## Data provided

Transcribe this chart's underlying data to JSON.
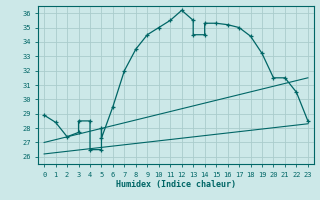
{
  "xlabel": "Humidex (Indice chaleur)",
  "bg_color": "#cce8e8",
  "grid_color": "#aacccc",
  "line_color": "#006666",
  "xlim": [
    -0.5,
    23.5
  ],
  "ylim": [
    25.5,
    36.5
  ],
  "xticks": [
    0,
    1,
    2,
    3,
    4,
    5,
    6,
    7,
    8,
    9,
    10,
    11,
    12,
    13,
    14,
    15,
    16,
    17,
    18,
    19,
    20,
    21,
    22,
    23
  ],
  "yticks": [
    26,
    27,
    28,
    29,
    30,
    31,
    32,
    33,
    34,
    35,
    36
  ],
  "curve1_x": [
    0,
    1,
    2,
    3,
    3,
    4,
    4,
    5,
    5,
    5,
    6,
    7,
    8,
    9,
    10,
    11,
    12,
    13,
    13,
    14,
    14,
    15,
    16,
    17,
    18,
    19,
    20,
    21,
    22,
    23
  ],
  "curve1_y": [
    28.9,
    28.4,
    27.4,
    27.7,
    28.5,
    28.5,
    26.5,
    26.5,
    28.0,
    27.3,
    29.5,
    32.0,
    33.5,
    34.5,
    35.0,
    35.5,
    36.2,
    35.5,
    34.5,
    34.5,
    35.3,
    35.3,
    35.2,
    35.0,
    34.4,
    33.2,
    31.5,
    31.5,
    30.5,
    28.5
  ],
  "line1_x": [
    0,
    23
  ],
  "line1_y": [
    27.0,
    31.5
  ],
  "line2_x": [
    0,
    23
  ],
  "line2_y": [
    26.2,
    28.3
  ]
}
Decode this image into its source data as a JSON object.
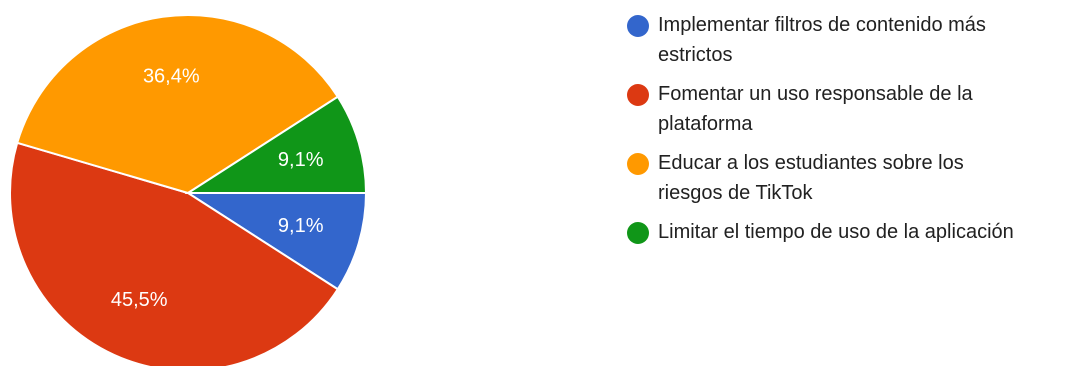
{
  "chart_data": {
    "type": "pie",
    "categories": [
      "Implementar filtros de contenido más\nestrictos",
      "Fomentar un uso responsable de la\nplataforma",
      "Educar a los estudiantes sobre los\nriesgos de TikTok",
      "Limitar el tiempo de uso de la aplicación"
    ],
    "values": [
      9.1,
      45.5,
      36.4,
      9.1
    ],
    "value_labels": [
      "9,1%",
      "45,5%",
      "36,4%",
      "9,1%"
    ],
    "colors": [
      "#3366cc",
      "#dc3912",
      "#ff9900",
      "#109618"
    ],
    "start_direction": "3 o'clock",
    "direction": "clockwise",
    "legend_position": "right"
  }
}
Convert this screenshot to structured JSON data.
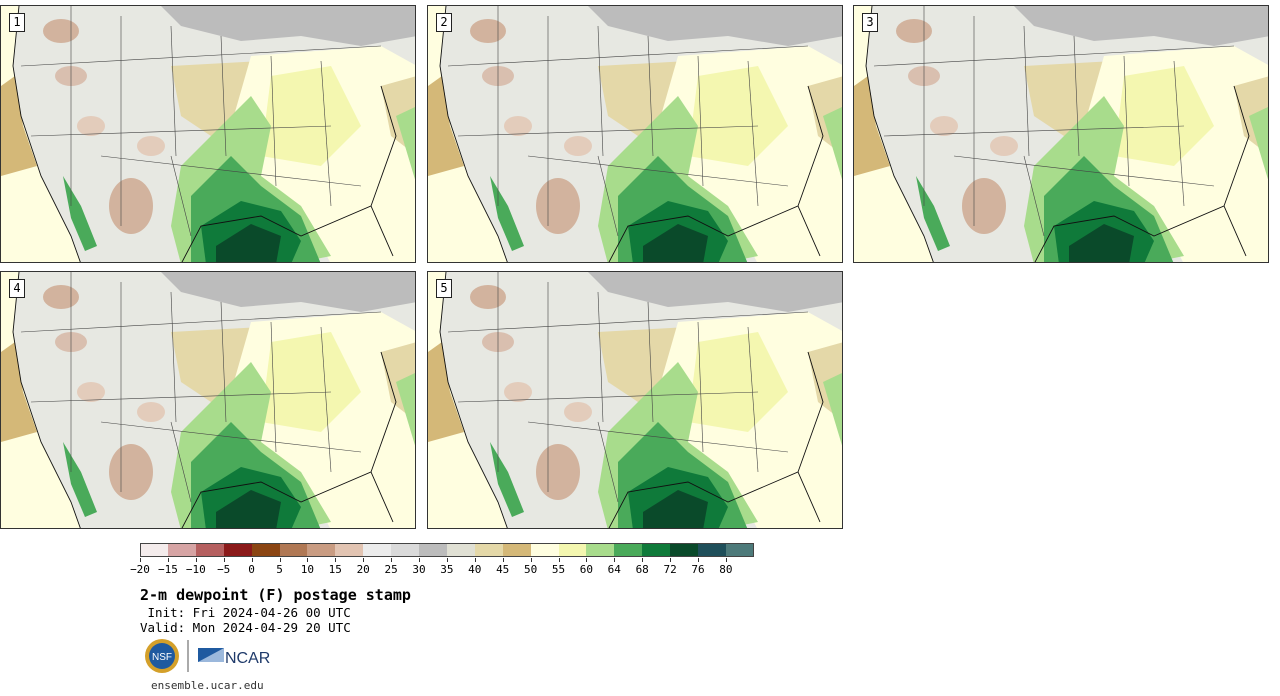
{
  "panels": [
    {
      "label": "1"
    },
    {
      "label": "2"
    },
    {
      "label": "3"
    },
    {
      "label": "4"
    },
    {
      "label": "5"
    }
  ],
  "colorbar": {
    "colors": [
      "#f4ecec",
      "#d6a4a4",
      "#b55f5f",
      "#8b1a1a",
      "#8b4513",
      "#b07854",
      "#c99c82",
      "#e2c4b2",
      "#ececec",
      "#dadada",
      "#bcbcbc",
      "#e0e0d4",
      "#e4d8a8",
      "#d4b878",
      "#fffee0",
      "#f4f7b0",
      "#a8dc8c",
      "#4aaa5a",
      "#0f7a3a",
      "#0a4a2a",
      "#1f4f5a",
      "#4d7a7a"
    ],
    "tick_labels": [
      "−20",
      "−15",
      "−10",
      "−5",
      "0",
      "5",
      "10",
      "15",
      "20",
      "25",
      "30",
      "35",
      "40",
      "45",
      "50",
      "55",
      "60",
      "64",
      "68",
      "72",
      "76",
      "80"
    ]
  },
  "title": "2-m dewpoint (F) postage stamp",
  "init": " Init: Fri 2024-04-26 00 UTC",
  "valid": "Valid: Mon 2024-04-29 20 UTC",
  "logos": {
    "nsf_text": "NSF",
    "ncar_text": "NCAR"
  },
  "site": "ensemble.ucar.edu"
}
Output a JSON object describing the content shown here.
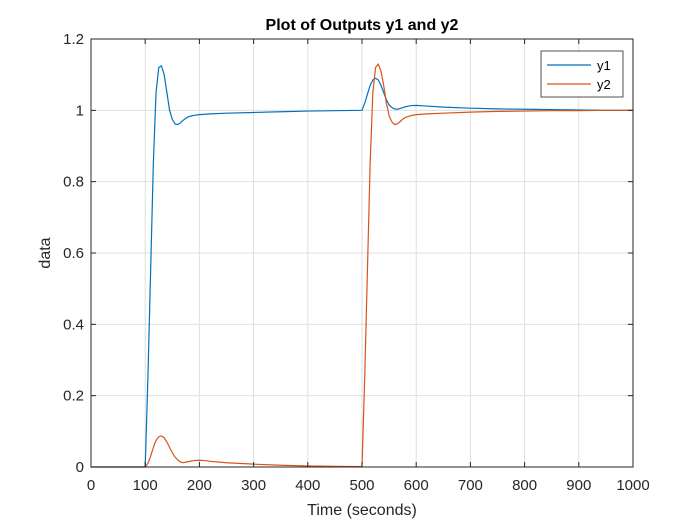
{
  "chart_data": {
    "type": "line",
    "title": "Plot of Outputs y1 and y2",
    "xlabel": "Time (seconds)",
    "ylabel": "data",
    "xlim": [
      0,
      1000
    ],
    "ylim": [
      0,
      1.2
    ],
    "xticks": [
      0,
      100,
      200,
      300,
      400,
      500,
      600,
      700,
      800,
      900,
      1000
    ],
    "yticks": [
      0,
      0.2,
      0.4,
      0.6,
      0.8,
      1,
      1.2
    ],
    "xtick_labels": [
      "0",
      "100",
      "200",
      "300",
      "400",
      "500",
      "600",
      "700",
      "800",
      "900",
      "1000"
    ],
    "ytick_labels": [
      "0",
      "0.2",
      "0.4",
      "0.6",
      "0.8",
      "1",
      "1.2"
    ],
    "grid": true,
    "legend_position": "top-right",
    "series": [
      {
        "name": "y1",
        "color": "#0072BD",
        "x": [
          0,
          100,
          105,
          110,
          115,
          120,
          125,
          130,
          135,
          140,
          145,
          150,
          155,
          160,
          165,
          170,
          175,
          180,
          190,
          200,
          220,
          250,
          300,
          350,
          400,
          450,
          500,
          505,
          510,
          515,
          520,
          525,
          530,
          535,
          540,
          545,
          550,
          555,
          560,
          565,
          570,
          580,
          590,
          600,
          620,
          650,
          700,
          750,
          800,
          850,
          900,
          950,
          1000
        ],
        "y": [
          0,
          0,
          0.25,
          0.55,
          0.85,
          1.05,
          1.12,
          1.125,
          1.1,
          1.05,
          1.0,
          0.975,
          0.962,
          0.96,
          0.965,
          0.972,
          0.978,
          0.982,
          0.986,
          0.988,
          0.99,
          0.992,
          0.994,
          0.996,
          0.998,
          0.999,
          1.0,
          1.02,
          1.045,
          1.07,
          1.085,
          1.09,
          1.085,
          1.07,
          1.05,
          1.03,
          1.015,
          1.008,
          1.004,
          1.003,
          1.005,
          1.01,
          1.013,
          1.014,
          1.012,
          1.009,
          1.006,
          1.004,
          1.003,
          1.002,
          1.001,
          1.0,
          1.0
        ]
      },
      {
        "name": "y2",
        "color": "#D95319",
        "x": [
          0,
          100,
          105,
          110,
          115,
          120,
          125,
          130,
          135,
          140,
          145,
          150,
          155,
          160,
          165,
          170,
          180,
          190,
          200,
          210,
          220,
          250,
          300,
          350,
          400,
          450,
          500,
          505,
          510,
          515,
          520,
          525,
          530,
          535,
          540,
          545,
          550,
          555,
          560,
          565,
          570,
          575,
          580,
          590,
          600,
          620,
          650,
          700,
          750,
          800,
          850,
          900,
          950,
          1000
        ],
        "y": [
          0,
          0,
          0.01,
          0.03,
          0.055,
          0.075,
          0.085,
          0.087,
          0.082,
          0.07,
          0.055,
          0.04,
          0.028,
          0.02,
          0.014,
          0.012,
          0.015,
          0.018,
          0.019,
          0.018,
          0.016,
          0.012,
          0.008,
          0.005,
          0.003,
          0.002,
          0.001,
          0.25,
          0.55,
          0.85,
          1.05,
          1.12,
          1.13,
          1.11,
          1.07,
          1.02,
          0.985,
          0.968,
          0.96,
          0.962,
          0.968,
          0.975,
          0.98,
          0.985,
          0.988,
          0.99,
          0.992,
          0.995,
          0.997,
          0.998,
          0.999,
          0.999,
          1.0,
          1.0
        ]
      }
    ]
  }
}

## Stated problem
Give back every line exactly as it stands, pictures excluded.

## Completed exercise
Transcribe this chart's underlying data to JSON.
{
  "xlabel": "Humidex (Indice chaleur)",
  "bg_color": "#cce8e8",
  "grid_color": "#aacccc",
  "line_color": "#006666",
  "xlim": [
    -0.5,
    23.5
  ],
  "ylim": [
    25.5,
    36.5
  ],
  "xticks": [
    0,
    1,
    2,
    3,
    4,
    5,
    6,
    7,
    8,
    9,
    10,
    11,
    12,
    13,
    14,
    15,
    16,
    17,
    18,
    19,
    20,
    21,
    22,
    23
  ],
  "yticks": [
    26,
    27,
    28,
    29,
    30,
    31,
    32,
    33,
    34,
    35,
    36
  ],
  "curve1_x": [
    0,
    1,
    2,
    3,
    3,
    4,
    4,
    5,
    5,
    5,
    6,
    7,
    8,
    9,
    10,
    11,
    12,
    13,
    13,
    14,
    14,
    15,
    16,
    17,
    18,
    19,
    20,
    21,
    22,
    23
  ],
  "curve1_y": [
    28.9,
    28.4,
    27.4,
    27.7,
    28.5,
    28.5,
    26.5,
    26.5,
    28.0,
    27.3,
    29.5,
    32.0,
    33.5,
    34.5,
    35.0,
    35.5,
    36.2,
    35.5,
    34.5,
    34.5,
    35.3,
    35.3,
    35.2,
    35.0,
    34.4,
    33.2,
    31.5,
    31.5,
    30.5,
    28.5
  ],
  "line1_x": [
    0,
    23
  ],
  "line1_y": [
    27.0,
    31.5
  ],
  "line2_x": [
    0,
    23
  ],
  "line2_y": [
    26.2,
    28.3
  ]
}
Decode this image into its source data as a JSON object.
{
  "chart_data": {
    "type": "pie",
    "categories": [
      "Implementar filtros de contenido más\nestrictos",
      "Fomentar un uso responsable de la\nplataforma",
      "Educar a los estudiantes sobre los\nriesgos de TikTok",
      "Limitar el tiempo de uso de la aplicación"
    ],
    "values": [
      9.1,
      45.5,
      36.4,
      9.1
    ],
    "value_labels": [
      "9,1%",
      "45,5%",
      "36,4%",
      "9,1%"
    ],
    "colors": [
      "#3366cc",
      "#dc3912",
      "#ff9900",
      "#109618"
    ],
    "start_direction": "3 o'clock",
    "direction": "clockwise",
    "legend_position": "right"
  }
}
Convert this screenshot to structured JSON data.
{
  "panels": [
    {
      "label": "1"
    },
    {
      "label": "2"
    },
    {
      "label": "3"
    },
    {
      "label": "4"
    },
    {
      "label": "5"
    }
  ],
  "colorbar": {
    "colors": [
      "#f4ecec",
      "#d6a4a4",
      "#b55f5f",
      "#8b1a1a",
      "#8b4513",
      "#b07854",
      "#c99c82",
      "#e2c4b2",
      "#ececec",
      "#dadada",
      "#bcbcbc",
      "#e0e0d4",
      "#e4d8a8",
      "#d4b878",
      "#fffee0",
      "#f4f7b0",
      "#a8dc8c",
      "#4aaa5a",
      "#0f7a3a",
      "#0a4a2a",
      "#1f4f5a",
      "#4d7a7a"
    ],
    "tick_labels": [
      "−20",
      "−15",
      "−10",
      "−5",
      "0",
      "5",
      "10",
      "15",
      "20",
      "25",
      "30",
      "35",
      "40",
      "45",
      "50",
      "55",
      "60",
      "64",
      "68",
      "72",
      "76",
      "80"
    ]
  },
  "title": "2-m dewpoint (F) postage stamp",
  "init": " Init: Fri 2024-04-26 00 UTC",
  "valid": "Valid: Mon 2024-04-29 20 UTC",
  "logos": {
    "nsf_text": "NSF",
    "ncar_text": "NCAR"
  },
  "site": "ensemble.ucar.edu"
}
Output a JSON object describing the content shown here.
{
  "chart_data": {
    "type": "line",
    "title": "Plot of Outputs y1 and y2",
    "xlabel": "Time (seconds)",
    "ylabel": "data",
    "xlim": [
      0,
      1000
    ],
    "ylim": [
      0,
      1.2
    ],
    "xticks": [
      0,
      100,
      200,
      300,
      400,
      500,
      600,
      700,
      800,
      900,
      1000
    ],
    "yticks": [
      0,
      0.2,
      0.4,
      0.6,
      0.8,
      1,
      1.2
    ],
    "xtick_labels": [
      "0",
      "100",
      "200",
      "300",
      "400",
      "500",
      "600",
      "700",
      "800",
      "900",
      "1000"
    ],
    "ytick_labels": [
      "0",
      "0.2",
      "0.4",
      "0.6",
      "0.8",
      "1",
      "1.2"
    ],
    "grid": true,
    "legend_position": "top-right",
    "series": [
      {
        "name": "y1",
        "color": "#0072BD",
        "x": [
          0,
          100,
          105,
          110,
          115,
          120,
          125,
          130,
          135,
          140,
          145,
          150,
          155,
          160,
          165,
          170,
          175,
          180,
          190,
          200,
          220,
          250,
          300,
          350,
          400,
          450,
          500,
          505,
          510,
          515,
          520,
          525,
          530,
          535,
          540,
          545,
          550,
          555,
          560,
          565,
          570,
          580,
          590,
          600,
          620,
          650,
          700,
          750,
          800,
          850,
          900,
          950,
          1000
        ],
        "y": [
          0,
          0,
          0.25,
          0.55,
          0.85,
          1.05,
          1.12,
          1.125,
          1.1,
          1.05,
          1.0,
          0.975,
          0.962,
          0.96,
          0.965,
          0.972,
          0.978,
          0.982,
          0.986,
          0.988,
          0.99,
          0.992,
          0.994,
          0.996,
          0.998,
          0.999,
          1.0,
          1.02,
          1.045,
          1.07,
          1.085,
          1.09,
          1.085,
          1.07,
          1.05,
          1.03,
          1.015,
          1.008,
          1.004,
          1.003,
          1.005,
          1.01,
          1.013,
          1.014,
          1.012,
          1.009,
          1.006,
          1.004,
          1.003,
          1.002,
          1.001,
          1.0,
          1.0
        ]
      },
      {
        "name": "y2",
        "color": "#D95319",
        "x": [
          0,
          100,
          105,
          110,
          115,
          120,
          125,
          130,
          135,
          140,
          145,
          150,
          155,
          160,
          165,
          170,
          180,
          190,
          200,
          210,
          220,
          250,
          300,
          350,
          400,
          450,
          500,
          505,
          510,
          515,
          520,
          525,
          530,
          535,
          540,
          545,
          550,
          555,
          560,
          565,
          570,
          575,
          580,
          590,
          600,
          620,
          650,
          700,
          750,
          800,
          850,
          900,
          950,
          1000
        ],
        "y": [
          0,
          0,
          0.01,
          0.03,
          0.055,
          0.075,
          0.085,
          0.087,
          0.082,
          0.07,
          0.055,
          0.04,
          0.028,
          0.02,
          0.014,
          0.012,
          0.015,
          0.018,
          0.019,
          0.018,
          0.016,
          0.012,
          0.008,
          0.005,
          0.003,
          0.002,
          0.001,
          0.25,
          0.55,
          0.85,
          1.05,
          1.12,
          1.13,
          1.11,
          1.07,
          1.02,
          0.985,
          0.968,
          0.96,
          0.962,
          0.968,
          0.975,
          0.98,
          0.985,
          0.988,
          0.99,
          0.992,
          0.995,
          0.997,
          0.998,
          0.999,
          0.999,
          1.0,
          1.0
        ]
      }
    ]
  }
}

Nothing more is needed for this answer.